> Directions
Word for word, copy all the data and drop the pictures.

> Extracted records
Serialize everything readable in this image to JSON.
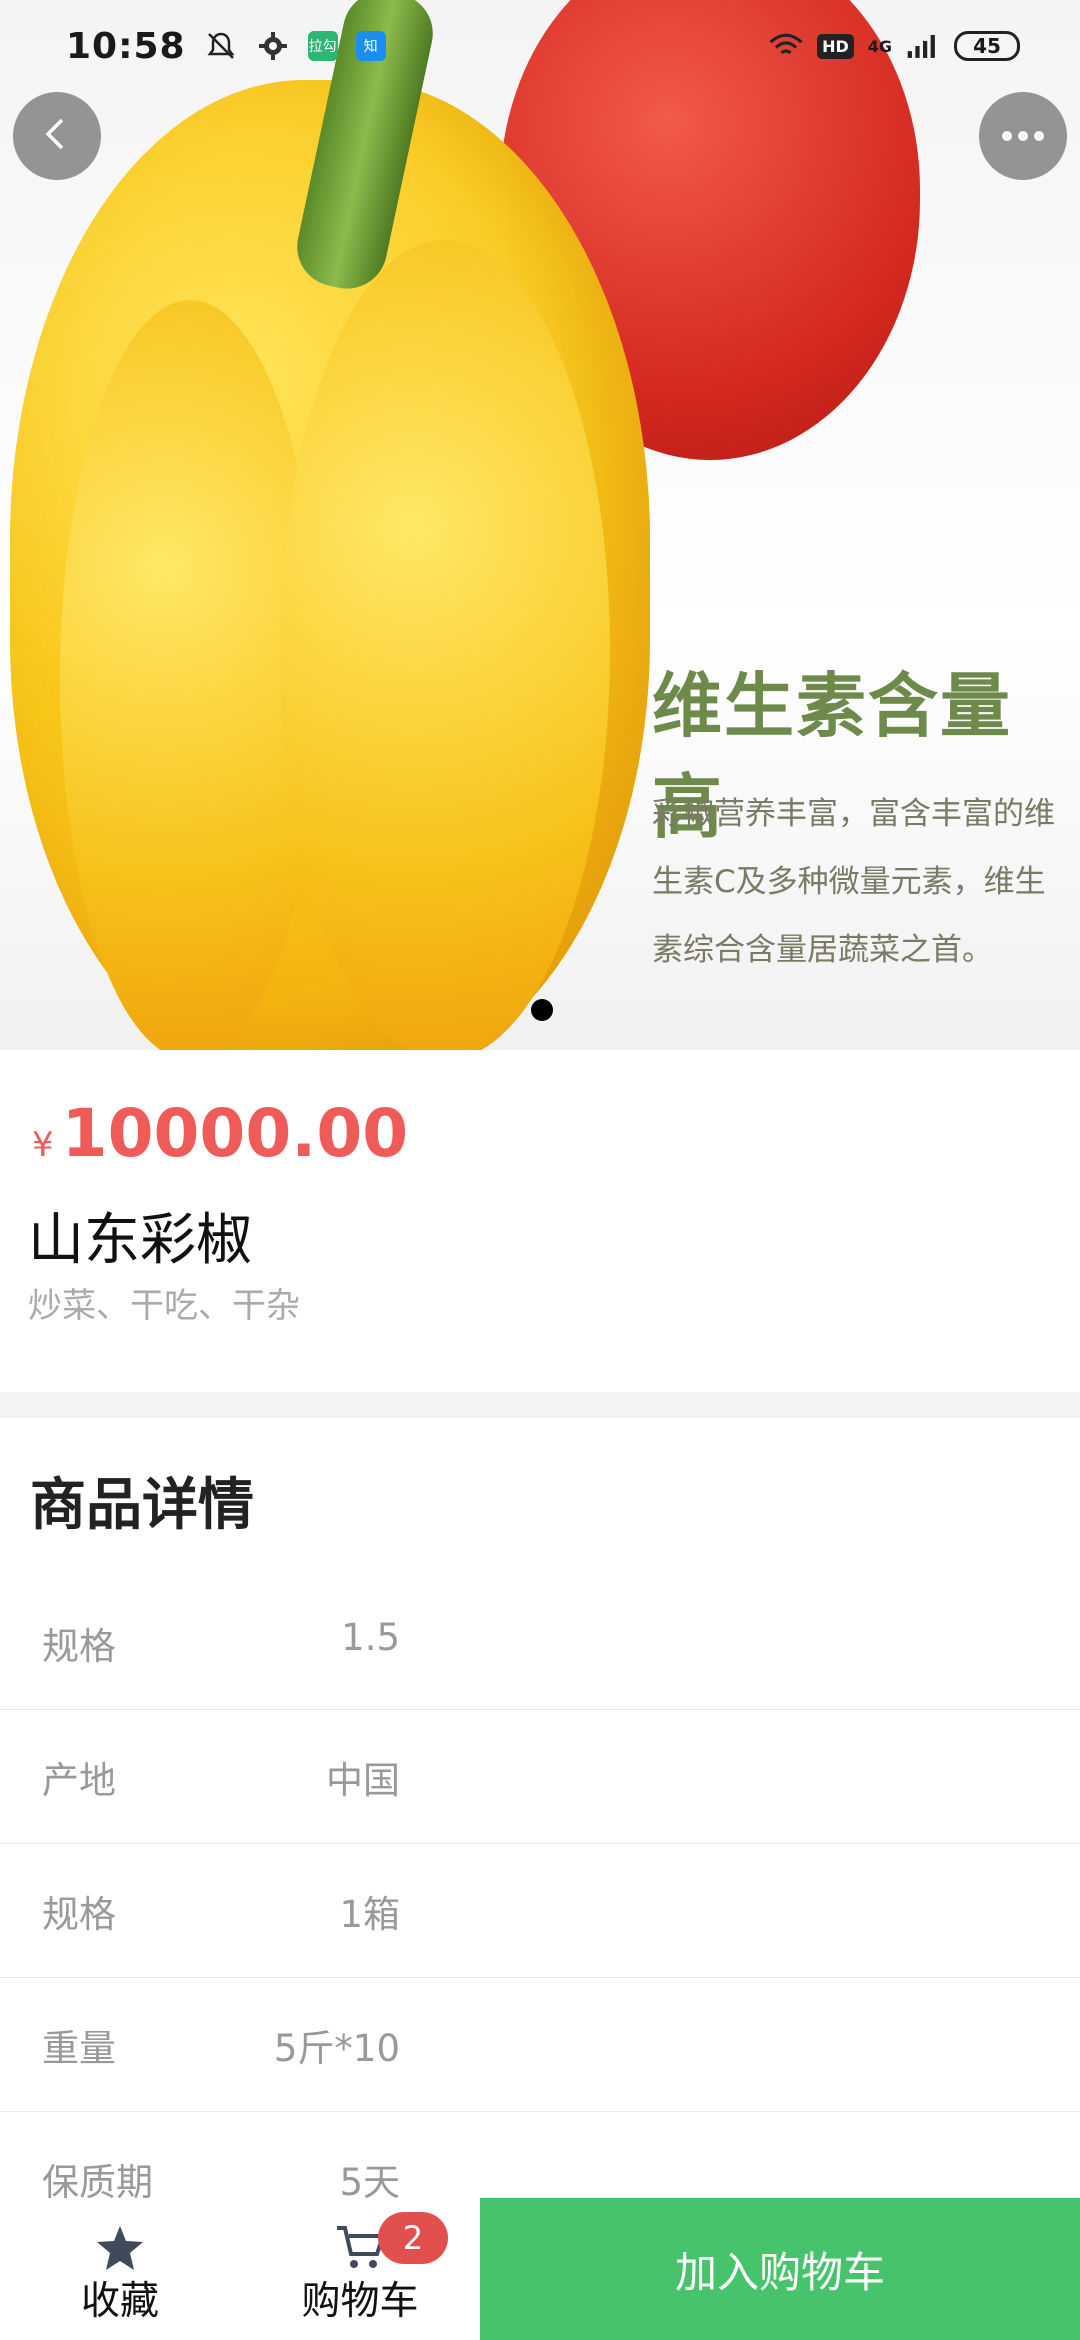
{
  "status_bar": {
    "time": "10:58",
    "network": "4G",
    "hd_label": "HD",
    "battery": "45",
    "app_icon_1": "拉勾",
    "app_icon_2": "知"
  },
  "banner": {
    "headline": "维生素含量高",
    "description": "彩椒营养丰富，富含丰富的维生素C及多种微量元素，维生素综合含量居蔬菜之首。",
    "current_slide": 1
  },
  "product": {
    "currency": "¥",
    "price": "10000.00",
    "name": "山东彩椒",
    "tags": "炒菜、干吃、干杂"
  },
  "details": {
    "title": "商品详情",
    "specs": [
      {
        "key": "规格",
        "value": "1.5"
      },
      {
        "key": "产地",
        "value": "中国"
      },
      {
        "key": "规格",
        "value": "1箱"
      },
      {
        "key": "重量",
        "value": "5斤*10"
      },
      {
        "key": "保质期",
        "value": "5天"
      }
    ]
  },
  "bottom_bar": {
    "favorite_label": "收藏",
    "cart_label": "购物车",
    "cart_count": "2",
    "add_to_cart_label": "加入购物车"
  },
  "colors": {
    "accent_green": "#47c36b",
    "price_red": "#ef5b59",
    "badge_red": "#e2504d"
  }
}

> Worked solution
Serialize everything readable in this image to JSON.
{
  "status_bar": {
    "time": "10:58",
    "network": "4G",
    "hd_label": "HD",
    "battery": "45",
    "app_icon_1": "拉勾",
    "app_icon_2": "知"
  },
  "banner": {
    "headline": "维生素含量高",
    "description": "彩椒营养丰富，富含丰富的维生素C及多种微量元素，维生素综合含量居蔬菜之首。",
    "current_slide": 1
  },
  "product": {
    "currency": "¥",
    "price": "10000.00",
    "name": "山东彩椒",
    "tags": "炒菜、干吃、干杂"
  },
  "details": {
    "title": "商品详情",
    "specs": [
      {
        "key": "规格",
        "value": "1.5"
      },
      {
        "key": "产地",
        "value": "中国"
      },
      {
        "key": "规格",
        "value": "1箱"
      },
      {
        "key": "重量",
        "value": "5斤*10"
      },
      {
        "key": "保质期",
        "value": "5天"
      }
    ]
  },
  "bottom_bar": {
    "favorite_label": "收藏",
    "cart_label": "购物车",
    "cart_count": "2",
    "add_to_cart_label": "加入购物车"
  },
  "colors": {
    "accent_green": "#47c36b",
    "price_red": "#ef5b59",
    "badge_red": "#e2504d"
  }
}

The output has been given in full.